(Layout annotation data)
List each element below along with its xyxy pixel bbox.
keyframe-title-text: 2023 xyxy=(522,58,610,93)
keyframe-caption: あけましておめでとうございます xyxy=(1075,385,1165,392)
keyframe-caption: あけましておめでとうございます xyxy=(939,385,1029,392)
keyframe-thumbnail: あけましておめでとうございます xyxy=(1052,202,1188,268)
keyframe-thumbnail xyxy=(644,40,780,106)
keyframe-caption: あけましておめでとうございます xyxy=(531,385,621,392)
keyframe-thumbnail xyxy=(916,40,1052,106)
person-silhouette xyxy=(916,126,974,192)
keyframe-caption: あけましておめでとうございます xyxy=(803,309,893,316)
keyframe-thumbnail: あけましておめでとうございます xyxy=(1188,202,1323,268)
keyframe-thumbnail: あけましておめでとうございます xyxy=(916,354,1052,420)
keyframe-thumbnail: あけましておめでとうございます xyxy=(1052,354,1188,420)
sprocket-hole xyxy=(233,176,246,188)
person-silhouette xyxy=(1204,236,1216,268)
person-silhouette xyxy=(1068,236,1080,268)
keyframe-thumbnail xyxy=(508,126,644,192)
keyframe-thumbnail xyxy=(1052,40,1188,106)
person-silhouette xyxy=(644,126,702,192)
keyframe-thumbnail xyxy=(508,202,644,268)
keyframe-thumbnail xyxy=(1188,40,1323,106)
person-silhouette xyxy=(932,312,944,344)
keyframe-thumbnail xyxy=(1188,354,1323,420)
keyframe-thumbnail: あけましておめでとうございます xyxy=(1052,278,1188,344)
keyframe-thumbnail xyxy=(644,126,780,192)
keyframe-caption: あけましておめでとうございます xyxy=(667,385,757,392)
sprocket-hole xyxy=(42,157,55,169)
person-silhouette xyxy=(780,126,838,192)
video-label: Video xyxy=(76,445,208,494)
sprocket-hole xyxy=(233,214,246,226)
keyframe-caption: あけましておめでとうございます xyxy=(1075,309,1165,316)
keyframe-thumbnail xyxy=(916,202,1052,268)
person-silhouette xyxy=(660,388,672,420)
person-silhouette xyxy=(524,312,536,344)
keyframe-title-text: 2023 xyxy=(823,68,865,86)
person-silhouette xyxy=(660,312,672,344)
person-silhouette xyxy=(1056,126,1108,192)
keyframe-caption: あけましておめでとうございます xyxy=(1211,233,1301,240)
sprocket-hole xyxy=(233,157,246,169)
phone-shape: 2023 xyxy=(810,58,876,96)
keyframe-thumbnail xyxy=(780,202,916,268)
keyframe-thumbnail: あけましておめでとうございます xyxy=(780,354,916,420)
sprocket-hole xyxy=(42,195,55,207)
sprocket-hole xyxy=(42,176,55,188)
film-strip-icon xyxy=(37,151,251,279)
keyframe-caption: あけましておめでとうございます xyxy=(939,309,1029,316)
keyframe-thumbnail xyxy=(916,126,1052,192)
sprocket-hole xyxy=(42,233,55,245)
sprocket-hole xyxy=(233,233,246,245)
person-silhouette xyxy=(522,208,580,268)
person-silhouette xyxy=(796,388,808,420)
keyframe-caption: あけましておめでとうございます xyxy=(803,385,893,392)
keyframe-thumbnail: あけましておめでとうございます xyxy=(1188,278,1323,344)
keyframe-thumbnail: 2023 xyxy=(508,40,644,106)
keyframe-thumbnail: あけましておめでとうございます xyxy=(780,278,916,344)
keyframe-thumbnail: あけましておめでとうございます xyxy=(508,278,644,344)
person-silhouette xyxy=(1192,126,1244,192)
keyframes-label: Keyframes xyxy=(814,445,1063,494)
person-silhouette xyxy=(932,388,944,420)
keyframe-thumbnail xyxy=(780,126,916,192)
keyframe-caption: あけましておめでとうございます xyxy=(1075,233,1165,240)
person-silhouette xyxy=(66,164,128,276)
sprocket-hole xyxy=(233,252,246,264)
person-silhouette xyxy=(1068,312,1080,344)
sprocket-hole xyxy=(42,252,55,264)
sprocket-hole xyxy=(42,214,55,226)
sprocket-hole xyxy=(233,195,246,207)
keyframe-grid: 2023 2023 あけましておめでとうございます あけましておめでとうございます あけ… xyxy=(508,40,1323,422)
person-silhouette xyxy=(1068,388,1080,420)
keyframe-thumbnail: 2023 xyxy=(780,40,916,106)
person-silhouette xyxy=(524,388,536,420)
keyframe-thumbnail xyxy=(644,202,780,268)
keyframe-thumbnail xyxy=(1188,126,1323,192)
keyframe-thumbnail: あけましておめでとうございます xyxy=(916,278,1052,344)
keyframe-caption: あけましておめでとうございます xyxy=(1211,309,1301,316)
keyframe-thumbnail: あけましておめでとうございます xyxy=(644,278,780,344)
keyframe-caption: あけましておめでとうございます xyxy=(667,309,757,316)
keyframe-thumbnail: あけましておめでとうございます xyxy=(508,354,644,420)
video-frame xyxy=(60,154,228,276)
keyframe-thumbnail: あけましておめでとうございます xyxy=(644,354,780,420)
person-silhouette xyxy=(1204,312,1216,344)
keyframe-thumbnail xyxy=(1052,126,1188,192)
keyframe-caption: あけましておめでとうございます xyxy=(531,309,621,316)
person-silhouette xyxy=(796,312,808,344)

* [INSTRUCTIONS TO FOLLOW]
Format every line of the entries as a JSON list of strings, one string per line, omitting blank lines.

* [ANSWER TO THE TASK]
[
  "List each element below along with its xyxy pixel bbox.",
  "keyframe-title-text: 2023 xyxy=(522,58,610,93)",
  "keyframe-caption: あけましておめでとうございます xyxy=(1075,385,1165,392)",
  "keyframe-caption: あけましておめでとうございます xyxy=(939,385,1029,392)",
  "keyframe-thumbnail: あけましておめでとうございます xyxy=(1052,202,1188,268)",
  "keyframe-thumbnail xyxy=(644,40,780,106)",
  "keyframe-caption: あけましておめでとうございます xyxy=(531,385,621,392)",
  "keyframe-thumbnail xyxy=(916,40,1052,106)",
  "person-silhouette xyxy=(916,126,974,192)",
  "keyframe-caption: あけましておめでとうございます xyxy=(803,309,893,316)",
  "keyframe-thumbnail: あけましておめでとうございます xyxy=(1188,202,1323,268)",
  "keyframe-thumbnail: あけましておめでとうございます xyxy=(916,354,1052,420)",
  "keyframe-thumbnail: あけましておめでとうございます xyxy=(1052,354,1188,420)",
  "sprocket-hole xyxy=(233,176,246,188)",
  "person-silhouette xyxy=(1204,236,1216,268)",
  "person-silhouette xyxy=(1068,236,1080,268)",
  "keyframe-thumbnail xyxy=(508,126,644,192)",
  "keyframe-thumbnail xyxy=(1052,40,1188,106)",
  "person-silhouette xyxy=(644,126,702,192)",
  "keyframe-thumbnail xyxy=(508,202,644,268)",
  "keyframe-thumbnail xyxy=(1188,40,1323,106)",
  "person-silhouette xyxy=(932,312,944,344)",
  "keyframe-thumbnail xyxy=(1188,354,1323,420)",
  "keyframe-thumbnail: あけましておめでとうございます xyxy=(1052,278,1188,344)",
  "keyframe-thumbnail xyxy=(644,126,780,192)",
  "keyframe-caption: あけましておめでとうございます xyxy=(667,385,757,392)",
  "sprocket-hole xyxy=(42,157,55,169)",
  "person-silhouette xyxy=(780,126,838,192)",
  "video-label: Video xyxy=(76,445,208,494)",
  "sprocket-hole xyxy=(233,214,246,226)",
  "keyframe-caption: あけましておめでとうございます xyxy=(1075,309,1165,316)",
  "keyframe-thumbnail xyxy=(916,202,1052,268)",
  "person-silhouette xyxy=(660,388,672,420)",
  "person-silhouette xyxy=(524,312,536,344)",
  "keyframe-title-text: 2023 xyxy=(823,68,865,86)",
  "person-silhouette xyxy=(660,312,672,344)",
  "person-silhouette xyxy=(1056,126,1108,192)",
  "keyframe-caption: あけましておめでとうございます xyxy=(1211,233,1301,240)",
  "sprocket-hole xyxy=(233,157,246,169)",
  "phone-shape: 2023 xyxy=(810,58,876,96)",
  "keyframe-thumbnail xyxy=(780,202,916,268)",
  "keyframe-thumbnail: あけましておめでとうございます xyxy=(780,354,916,420)",
  "sprocket-hole xyxy=(42,195,55,207)",
  "sprocket-hole xyxy=(42,176,55,188)",
  "film-strip-icon xyxy=(37,151,251,279)",
  "keyframe-caption: あけましておめでとうございます xyxy=(939,309,1029,316)",
  "keyframe-thumbnail xyxy=(916,126,1052,192)",
  "sprocket-hole xyxy=(42,233,55,245)",
  "sprocket-hole xyxy=(233,233,246,245)",
  "person-silhouette xyxy=(522,208,580,268)",
  "person-silhouette xyxy=(796,388,808,420)",
  "keyframe-caption: あけましておめでとうございます xyxy=(803,385,893,392)",
  "keyframe-thumbnail: あけましておめでとうございます xyxy=(1188,278,1323,344)",
  "keyframe-thumbnail: 2023 xyxy=(508,40,644,106)",
  "keyframe-thumbnail: あけましておめでとうございます xyxy=(780,278,916,344)",
  "keyframe-thumbnail: あけましておめでとうございます xyxy=(508,278,644,344)",
  "person-silhouette xyxy=(1192,126,1244,192)",
  "keyframes-label: Keyframes xyxy=(814,445,1063,494)",
  "person-silhouette xyxy=(932,388,944,420)",
  "keyframe-thumbnail xyxy=(780,126,916,192)",
  "keyframe-caption: あけましておめでとうございます xyxy=(1075,233,1165,240)",
  "person-silhouette xyxy=(66,164,128,276)",
  "sprocket-hole xyxy=(233,252,246,264)",
  "person-silhouette xyxy=(1068,312,1080,344)",
  "sprocket-hole xyxy=(42,252,55,264)",
  "sprocket-hole xyxy=(42,214,55,226)",
  "sprocket-hole xyxy=(233,195,246,207)",
  "keyframe-grid: 2023 2023 あけましておめでとうございます あけましておめでとうございます あけ… xyxy=(508,40,1323,422)",
  "person-silhouette xyxy=(1068,388,1080,420)",
  "keyframe-thumbnail: 2023 xyxy=(780,40,916,106)",
  "person-silhouette xyxy=(524,388,536,420)",
  "keyframe-thumbnail xyxy=(644,202,780,268)",
  "keyframe-thumbnail xyxy=(1188,126,1323,192)",
  "keyframe-thumbnail: あけましておめでとうございます xyxy=(916,278,1052,344)",
  "keyframe-caption: あけましておめでとうございます xyxy=(1211,309,1301,316)",
  "keyframe-thumbnail: あけましておめでとうございます xyxy=(644,278,780,344)",
  "keyframe-caption: あけましておめでとうございます xyxy=(667,309,757,316)",
  "keyframe-thumbnail: あけましておめでとうございます xyxy=(508,354,644,420)",
  "video-frame xyxy=(60,154,228,276)",
  "keyframe-thumbnail: あけましておめでとうございます xyxy=(644,354,780,420)",
  "person-silhouette xyxy=(1204,312,1216,344)",
  "keyframe-thumbnail xyxy=(1052,126,1188,192)",
  "keyframe-caption: あけましておめでとうございます xyxy=(531,309,621,316)",
  "person-silhouette xyxy=(796,312,808,344)"
]